Exercise brief
Turn the listing below into a single numbered list with one line per item, skipping the blank lines.
** Begin **
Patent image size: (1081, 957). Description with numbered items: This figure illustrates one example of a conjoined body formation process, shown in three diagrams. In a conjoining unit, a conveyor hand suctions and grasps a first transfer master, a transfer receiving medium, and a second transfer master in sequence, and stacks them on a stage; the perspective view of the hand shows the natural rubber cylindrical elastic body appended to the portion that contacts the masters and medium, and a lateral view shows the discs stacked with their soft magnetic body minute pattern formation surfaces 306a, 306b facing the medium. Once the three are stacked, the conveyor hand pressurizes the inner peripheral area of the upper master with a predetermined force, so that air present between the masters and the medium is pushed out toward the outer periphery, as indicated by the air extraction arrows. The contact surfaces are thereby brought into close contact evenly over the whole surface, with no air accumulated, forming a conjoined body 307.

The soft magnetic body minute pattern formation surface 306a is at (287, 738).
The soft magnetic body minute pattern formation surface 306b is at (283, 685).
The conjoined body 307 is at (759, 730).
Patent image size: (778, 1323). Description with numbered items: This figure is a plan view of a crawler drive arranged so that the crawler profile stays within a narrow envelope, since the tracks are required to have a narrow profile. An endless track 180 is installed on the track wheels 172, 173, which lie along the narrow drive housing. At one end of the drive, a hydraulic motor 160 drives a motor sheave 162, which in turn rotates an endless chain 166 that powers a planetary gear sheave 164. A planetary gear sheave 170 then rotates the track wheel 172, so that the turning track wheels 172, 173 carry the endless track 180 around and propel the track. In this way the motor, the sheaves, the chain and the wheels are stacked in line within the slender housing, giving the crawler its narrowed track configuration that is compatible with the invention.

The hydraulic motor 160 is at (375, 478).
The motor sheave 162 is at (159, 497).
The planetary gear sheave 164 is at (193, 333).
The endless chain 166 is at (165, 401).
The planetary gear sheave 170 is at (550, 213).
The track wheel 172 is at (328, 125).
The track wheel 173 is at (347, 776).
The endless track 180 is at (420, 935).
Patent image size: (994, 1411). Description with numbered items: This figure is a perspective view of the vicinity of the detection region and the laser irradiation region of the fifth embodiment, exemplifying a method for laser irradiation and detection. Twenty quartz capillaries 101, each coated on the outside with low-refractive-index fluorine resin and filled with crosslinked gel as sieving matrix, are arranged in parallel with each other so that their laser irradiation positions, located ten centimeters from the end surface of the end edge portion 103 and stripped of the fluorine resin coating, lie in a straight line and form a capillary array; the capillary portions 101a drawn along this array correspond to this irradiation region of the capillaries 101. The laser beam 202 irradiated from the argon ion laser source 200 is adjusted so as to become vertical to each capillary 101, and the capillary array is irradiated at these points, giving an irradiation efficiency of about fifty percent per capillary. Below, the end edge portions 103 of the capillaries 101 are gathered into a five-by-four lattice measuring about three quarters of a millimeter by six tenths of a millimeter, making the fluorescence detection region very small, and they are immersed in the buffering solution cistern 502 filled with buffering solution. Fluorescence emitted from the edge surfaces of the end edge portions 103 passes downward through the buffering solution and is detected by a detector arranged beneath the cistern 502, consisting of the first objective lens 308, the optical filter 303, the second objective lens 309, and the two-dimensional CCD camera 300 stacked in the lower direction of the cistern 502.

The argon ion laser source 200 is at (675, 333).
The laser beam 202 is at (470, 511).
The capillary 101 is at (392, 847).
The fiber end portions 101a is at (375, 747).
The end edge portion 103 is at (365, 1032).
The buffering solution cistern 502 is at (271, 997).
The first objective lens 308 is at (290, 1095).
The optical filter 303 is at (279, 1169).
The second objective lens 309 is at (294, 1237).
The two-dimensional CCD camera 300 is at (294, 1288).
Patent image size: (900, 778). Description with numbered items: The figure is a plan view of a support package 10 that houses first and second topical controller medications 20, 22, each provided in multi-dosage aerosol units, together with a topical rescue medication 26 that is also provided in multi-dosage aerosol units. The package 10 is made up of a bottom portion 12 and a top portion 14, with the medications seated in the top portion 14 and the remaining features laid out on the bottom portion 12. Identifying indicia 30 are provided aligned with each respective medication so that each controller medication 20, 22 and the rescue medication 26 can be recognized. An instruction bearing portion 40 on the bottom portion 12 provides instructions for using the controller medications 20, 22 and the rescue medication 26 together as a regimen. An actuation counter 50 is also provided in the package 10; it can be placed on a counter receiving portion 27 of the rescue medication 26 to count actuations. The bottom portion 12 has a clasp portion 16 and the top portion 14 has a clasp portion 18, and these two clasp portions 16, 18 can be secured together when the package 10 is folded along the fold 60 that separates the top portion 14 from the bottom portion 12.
** End **
Problem solution
1. Patent image size: (1081, 957). Description with numbered items: This figure illustrates one example of a conjoined body formation process, shown in three diagrams. In a conjoining unit, a conveyor hand suctions and grasps a first transfer master, a transfer receiving medium, and a second transfer master in sequence, and stacks them on a stage; the perspective view of the hand shows the natural rubber cylindrical elastic body appended to the portion that contacts the masters and medium, and a lateral view shows the discs stacked with their soft magnetic body minute pattern formation surfaces 306a, 306b facing the medium. Once the three are stacked, the conveyor hand pressurizes the inner peripheral area of the upper master with a predetermined force, so that air present between the masters and the medium is pushed out toward the outer periphery, as indicated by the air extraction arrows. The contact surfaces are thereby brought into close contact evenly over the whole surface, with no air accumulated, forming a conjoined body 307.
2. The soft magnetic body minute pattern formation surface 306a is at (287, 738).
3. The soft magnetic body minute pattern formation surface 306b is at (283, 685).
4. The conjoined body 307 is at (759, 730).
5. Patent image size: (778, 1323). Description with numbered items: This figure is a plan view of a crawler drive arranged so that the crawler profile stays within a narrow envelope, since the tracks are required to have a narrow profile. An endless track 180 is installed on the track wheels 172, 173, which lie along the narrow drive housing. At one end of the drive, a hydraulic motor 160 drives a motor sheave 162, which in turn rotates an endless chain 166 that powers a planetary gear sheave 164. A planetary gear sheave 170 then rotates the track wheel 172, so that the turning track wheels 172, 173 carry the endless track 180 around and propel the track. In this way the motor, the sheaves, the chain and the wheels are stacked in line within the slender housing, giving the crawler its narrowed track configuration that is compatible with the invention.
6. The hydraulic motor 160 is at (375, 478).
7. The motor sheave 162 is at (159, 497).
8. The planetary gear sheave 164 is at (193, 333).
9. The endless chain 166 is at (165, 401).
10. The planetary gear sheave 170 is at (550, 213).
11. The track wheel 172 is at (328, 125).
12. The track wheel 173 is at (347, 776).
13. The endless track 180 is at (420, 935).
14. Patent image size: (994, 1411). Description with numbered items: This figure is a perspective view of the vicinity of the detection region and the laser irradiation region of the fifth embodiment, exemplifying a method for laser irradiation and detection. Twenty quartz capillaries 101, each coated on the outside with low-refractive-index fluorine resin and filled with crosslinked gel as sieving matrix, are arranged in parallel with each other so that their laser irradiation positions, located ten centimeters from the end surface of the end edge portion 103 and stripped of the fluorine resin coating, lie in a straight line and form a capillary array; the capillary portions 101a drawn along this array correspond to this irradiation region of the capillaries 101. The laser beam 202 irradiated from the argon ion laser source 200 is adjusted so as to become vertical to each capillary 101, and the capillary array is irradiated at these points, giving an irradiation efficiency of about fifty percent per capillary. Below, the end edge portions 103 of the capillaries 101 are gathered into a five-by-four lattice measuring about three quarters of a millimeter by six tenths of a millimeter, making the fluorescence detection region very small, and they are immersed in the buffering solution cistern 502 filled with buffering solution. Fluorescence emitted from the edge surfaces of the end edge portions 103 passes downward through the buffering solution and is detected by a detector arranged beneath the cistern 502, consisting of the first objective lens 308, the optical filter 303, the second objective lens 309, and the two-dimensional CCD camera 300 stacked in the lower direction of the cistern 502.
15. The argon ion laser source 200 is at (675, 333).
16. The laser beam 202 is at (470, 511).
17. The capillary 101 is at (392, 847).
18. The fiber end portions 101a is at (375, 747).
19. The end edge portion 103 is at (365, 1032).
20. The buffering solution cistern 502 is at (271, 997).
21. The first objective lens 308 is at (290, 1095).
22. The optical filter 303 is at (279, 1169).
23. The second objective lens 309 is at (294, 1237).
24. The two-dimensional CCD camera 300 is at (294, 1288).
25. Patent image size: (900, 778). Description with numbered items: The figure is a plan view of a support package 10 that houses first and second topical controller medications 20, 22, each provided in multi-dosage aerosol units, together with a topical rescue medication 26 that is also provided in multi-dosage aerosol units. The package 10 is made up of a bottom portion 12 and a top portion 14, with the medications seated in the top portion 14 and the remaining features laid out on the bottom portion 12. Identifying indicia 30 are provided aligned with each respective medication so that each controller medication 20, 22 and the rescue medication 26 can be recognized. An instruction bearing portion 40 on the bottom portion 12 provides instructions for using the controller medications 20, 22 and the rescue medication 26 together as a regimen. An actuation counter 50 is also provided in the package 10; it can be placed on a counter receiving portion 27 of the rescue medication 26 to count actuations. The bottom portion 12 has a clasp portion 16 and the top portion 14 has a clasp portion 18, and these two clasp portions 16, 18 can be secured together when the package 10 is folded along the fold 60 that separates the top portion 14 from the bottom portion 12.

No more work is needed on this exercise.